[Stored entries]
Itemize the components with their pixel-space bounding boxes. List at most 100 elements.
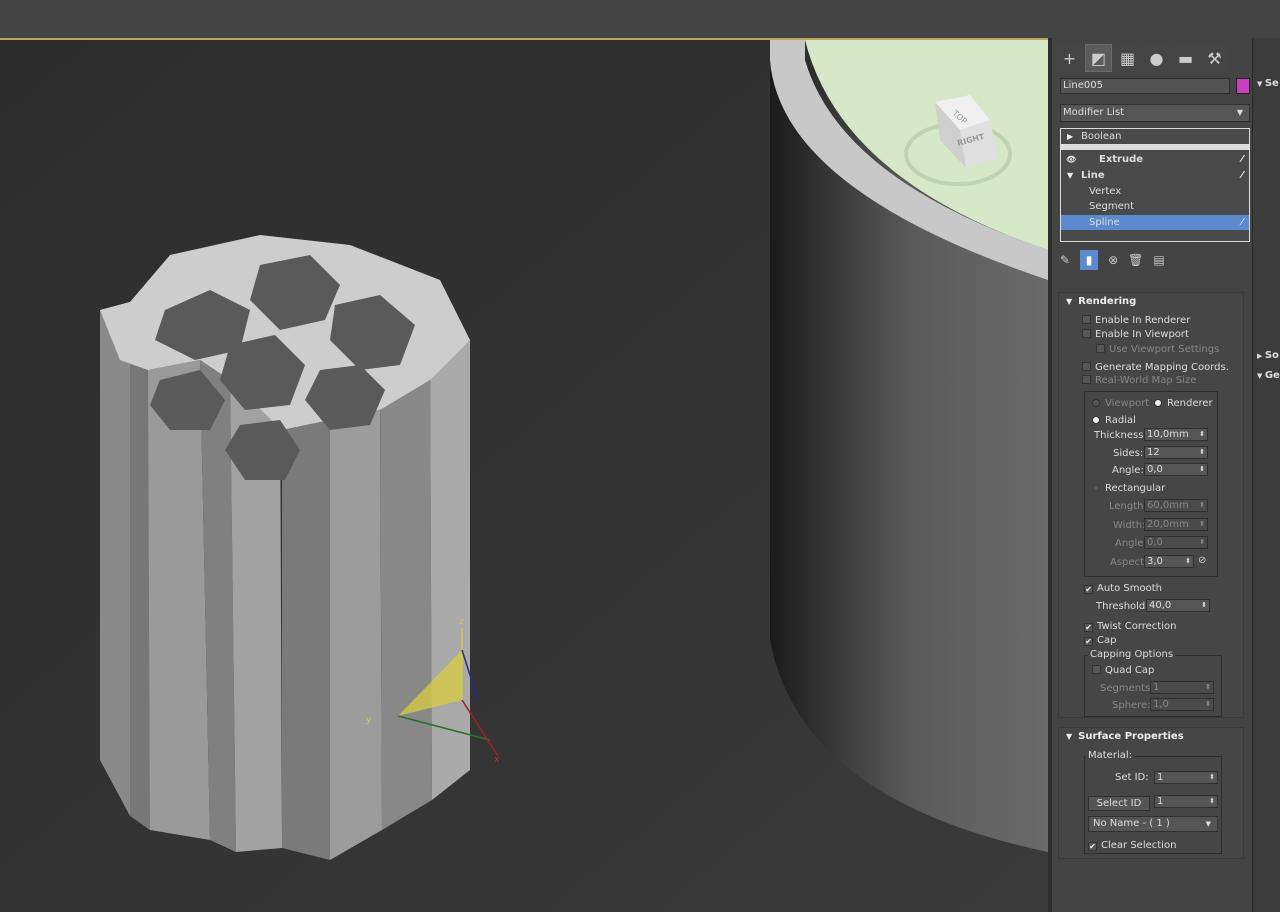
object-color-swatch[interactable] bbox=[1236, 78, 1250, 94]
chevron-down-icon: ▼ bbox=[1236, 108, 1243, 117]
enable-in-renderer-checkbox[interactable]: Enable In Renderer bbox=[1082, 315, 1190, 326]
length-spinner[interactable]: 60,0mm ⬍ bbox=[1144, 499, 1208, 512]
quad-cap-checkbox[interactable]: Quad Cap bbox=[1092, 665, 1154, 676]
rectangular-radio[interactable]: Rectangular bbox=[1092, 483, 1165, 494]
stack-item-label: Line bbox=[1081, 170, 1105, 181]
threshold-spinner[interactable]: 40,0 ⬍ bbox=[1146, 599, 1210, 612]
sphere-spinner[interactable]: 1,0 ⬍ bbox=[1150, 698, 1214, 711]
radio-label: Viewport bbox=[1105, 398, 1150, 409]
spinner-value: 1 bbox=[1153, 682, 1160, 693]
stack-item-line[interactable]: ▼ Line ⁄ bbox=[1061, 168, 1249, 183]
chevron-down-icon: ▼ bbox=[1067, 171, 1074, 180]
spinner-value: 0,0 bbox=[1147, 464, 1163, 475]
radial-radio[interactable]: Radial bbox=[1092, 415, 1136, 426]
checkbox-box bbox=[1096, 344, 1105, 353]
spinner-value: 12 bbox=[1147, 447, 1160, 458]
select-id-button[interactable]: Select ID bbox=[1088, 796, 1150, 811]
modify-tab[interactable]: ◩ bbox=[1085, 44, 1112, 72]
spinner-value: 20,0mm bbox=[1147, 519, 1189, 530]
perspective-viewport[interactable]: TOP RIGHT z y x bbox=[0, 38, 1048, 912]
radio-label: Radial bbox=[1105, 415, 1136, 426]
width-label: Width: bbox=[1113, 520, 1146, 531]
real-world-map-size-checkbox[interactable]: Real-World Map Size bbox=[1082, 375, 1196, 386]
width-spinner[interactable]: 20,0mm ⬍ bbox=[1144, 518, 1208, 531]
stack-item-extrude[interactable]: 👁 Extrude ⁄ bbox=[1061, 152, 1249, 167]
auto-smooth-checkbox[interactable]: ✔ Auto Smooth bbox=[1084, 583, 1162, 594]
clear-selection-checkbox[interactable]: ✔ Clear Selection bbox=[1088, 840, 1176, 851]
selection-rollout-stub[interactable]: ▼ Se bbox=[1257, 78, 1279, 89]
rendering-rollout-header[interactable]: ▼ Rendering bbox=[1066, 296, 1136, 307]
soft-selection-rollout-stub[interactable]: ▶ So bbox=[1257, 350, 1279, 361]
hierarchy-tab[interactable]: ▦ bbox=[1114, 44, 1141, 72]
stack-item-boolean[interactable]: ▶ Boolean bbox=[1061, 129, 1249, 144]
cap-checkbox[interactable]: ✔ Cap bbox=[1084, 635, 1116, 646]
renderer-radio[interactable]: Renderer bbox=[1154, 398, 1213, 409]
spinner-value: 40,0 bbox=[1149, 600, 1172, 611]
remove-modifier-icon[interactable]: 🗑 bbox=[1128, 253, 1143, 267]
pin-stack-icon[interactable]: ✎ bbox=[1060, 253, 1070, 267]
segments-label: Segments: bbox=[1100, 683, 1154, 694]
sides-spinner[interactable]: 12 ⬍ bbox=[1144, 446, 1208, 459]
stack-item-label: Vertex bbox=[1089, 186, 1122, 197]
create-tab[interactable]: + bbox=[1056, 44, 1083, 72]
material-label: Material: bbox=[1086, 750, 1134, 761]
show-end-result-icon[interactable]: ▮ bbox=[1080, 250, 1099, 270]
aspect-spinner[interactable]: 3,0 ⬍ bbox=[1144, 555, 1194, 568]
gizmo-x-label: x bbox=[494, 755, 500, 765]
angle2-spinner[interactable]: 0,0 ⬍ bbox=[1144, 536, 1208, 549]
surface-properties-header[interactable]: ▼ Surface Properties bbox=[1066, 731, 1184, 742]
modifier-list-dropdown[interactable]: Modifier List ▼ bbox=[1060, 104, 1250, 122]
set-id-spinner[interactable]: 1 ⬍ bbox=[1154, 771, 1218, 784]
angle-spinner[interactable]: 0,0 ⬍ bbox=[1144, 463, 1208, 476]
modifier-list-label: Modifier List bbox=[1063, 107, 1125, 118]
spinner-arrows-icon: ⬍ bbox=[1201, 601, 1207, 609]
checkbox-box bbox=[1082, 329, 1091, 338]
object-name-field[interactable]: Line005 bbox=[1060, 78, 1230, 94]
spinner-arrows-icon: ⬍ bbox=[1205, 700, 1211, 708]
configure-modifier-sets-icon[interactable]: ▤ bbox=[1153, 253, 1164, 267]
use-viewport-settings-checkbox[interactable]: Use Viewport Settings bbox=[1096, 344, 1219, 355]
checkbox-label: Real-World Map Size bbox=[1095, 375, 1197, 386]
checkbox-box bbox=[1082, 362, 1091, 371]
spinner-arrows-icon: ⬍ bbox=[1199, 520, 1205, 528]
spinner-arrows-icon: ⬍ bbox=[1209, 797, 1215, 805]
stack-item-vertex[interactable]: Vertex bbox=[1061, 184, 1249, 199]
sphere-label: Sphere: bbox=[1112, 700, 1151, 711]
checkbox-label: Generate Mapping Coords. bbox=[1095, 362, 1229, 373]
checkbox-label: Quad Cap bbox=[1105, 665, 1155, 676]
honeycomb-model[interactable] bbox=[100, 235, 470, 860]
motion-tab[interactable]: ● bbox=[1143, 44, 1170, 72]
material-name-dropdown[interactable]: No Name - ( 1 ) ▼ bbox=[1088, 816, 1218, 832]
twist-correction-checkbox[interactable]: ✔ Twist Correction bbox=[1084, 621, 1176, 632]
checkbox-box bbox=[1082, 315, 1091, 324]
viewport-radio[interactable]: Viewport bbox=[1092, 398, 1149, 409]
radio-dot bbox=[1092, 399, 1100, 407]
modifier-stack[interactable]: ▶ Boolean 👁 Extrude ⁄ ▼ Line ⁄ Vertex Se… bbox=[1060, 128, 1250, 242]
spinner-arrows-icon: ⬍ bbox=[1199, 465, 1205, 473]
lock-aspect-icon[interactable]: ⊘ bbox=[1198, 555, 1206, 566]
generate-mapping-coords-checkbox[interactable]: Generate Mapping Coords. bbox=[1082, 362, 1229, 373]
segments-spinner[interactable]: 1 ⬍ bbox=[1150, 681, 1214, 694]
select-id-spinner[interactable]: 1 ⬍ bbox=[1154, 795, 1218, 808]
thickness-spinner[interactable]: 10,0mm ⬍ bbox=[1144, 428, 1208, 441]
utilities-tab[interactable]: ⚒ bbox=[1201, 44, 1228, 72]
checkbox-box: ✔ bbox=[1084, 585, 1093, 594]
geometry-rollout-stub[interactable]: ▼ Ge bbox=[1257, 370, 1280, 381]
rollout-stub-label: Se bbox=[1264, 78, 1279, 89]
checkbox-label: Clear Selection bbox=[1101, 840, 1177, 851]
stack-item-spline[interactable]: Spline ⁄ bbox=[1061, 215, 1249, 230]
stack-item-segment[interactable]: Segment bbox=[1061, 199, 1249, 214]
display-tab[interactable]: ▬ bbox=[1172, 44, 1199, 72]
spinner-value: 60,0mm bbox=[1147, 500, 1189, 511]
rollout-title: Surface Properties bbox=[1078, 731, 1184, 742]
eye-icon[interactable]: 👁 bbox=[1066, 152, 1076, 167]
threshold-label: Threshold: bbox=[1096, 601, 1149, 612]
scene-render: TOP RIGHT z y x bbox=[0, 40, 1048, 912]
make-unique-icon[interactable]: ⊗ bbox=[1108, 253, 1118, 267]
spinner-value: 1 bbox=[1157, 772, 1164, 783]
aspect-label: Aspect: bbox=[1110, 557, 1148, 568]
thickness-label: Thickness: bbox=[1094, 430, 1147, 441]
spinner-arrows-icon: ⬍ bbox=[1199, 501, 1205, 509]
pin-icon: ⁄ bbox=[1241, 217, 1243, 228]
enable-in-viewport-checkbox[interactable]: Enable In Viewport bbox=[1082, 329, 1189, 340]
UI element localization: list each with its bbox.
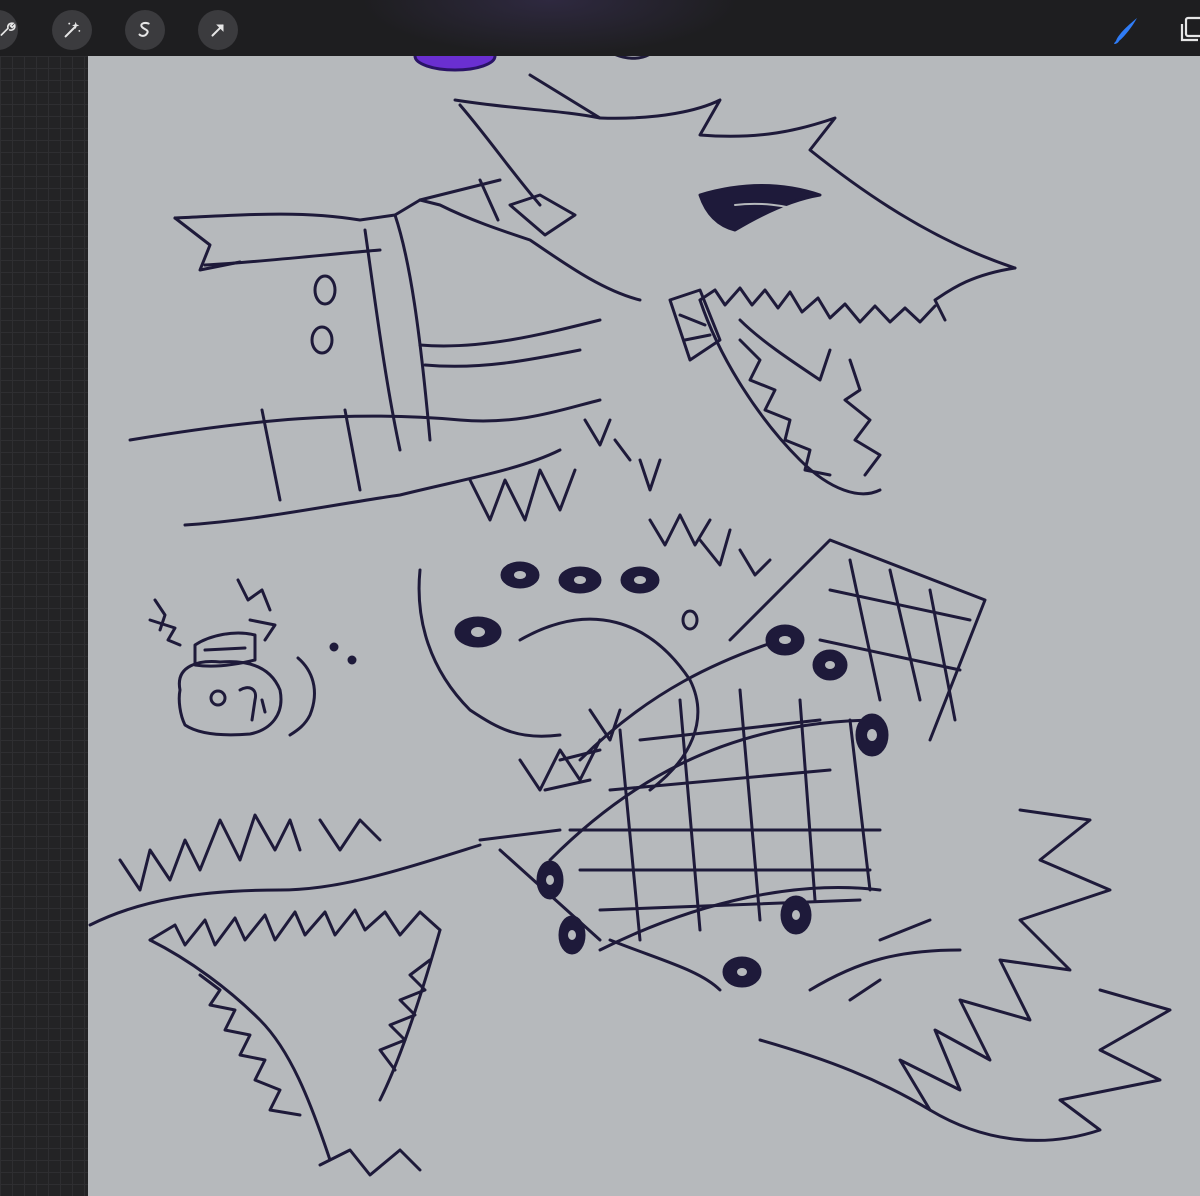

=== GIVEN EXERCISE ===
Reproduce the data starting at the line containing "object-color-swatch[interactable] bbox=[1236, 78, 1250, 94]" and ending with the line containing "spinner-value: 12 bbox=[1147, 447, 1160, 458]", substituting "numeric-field" for every occurrence of "spinner-value" and leaving everything else unaltered.

=== RESULT OF THE EXERCISE ===
object-color-swatch[interactable] bbox=[1236, 78, 1250, 94]
chevron-down-icon: ▼ bbox=[1236, 108, 1243, 117]
enable-in-renderer-checkbox[interactable]: Enable In Renderer bbox=[1082, 315, 1190, 326]
length-spinner[interactable]: 60,0mm ⬍ bbox=[1144, 499, 1208, 512]
quad-cap-checkbox[interactable]: Quad Cap bbox=[1092, 665, 1154, 676]
rectangular-radio[interactable]: Rectangular bbox=[1092, 483, 1165, 494]
stack-item-label: Line bbox=[1081, 170, 1105, 181]
threshold-spinner[interactable]: 40,0 ⬍ bbox=[1146, 599, 1210, 612]
sphere-spinner[interactable]: 1,0 ⬍ bbox=[1150, 698, 1214, 711]
radio-label: Viewport bbox=[1105, 398, 1150, 409]
numeric-field: 1 bbox=[1153, 682, 1160, 693]
stack-item-line[interactable]: ▼ Line ⁄ bbox=[1061, 168, 1249, 183]
chevron-down-icon: ▼ bbox=[1067, 171, 1074, 180]
numeric-field: 0,0 bbox=[1147, 464, 1163, 475]
radial-radio[interactable]: Radial bbox=[1092, 415, 1136, 426]
checkbox-box bbox=[1096, 344, 1105, 353]
numeric-field: 12 bbox=[1147, 447, 1160, 458]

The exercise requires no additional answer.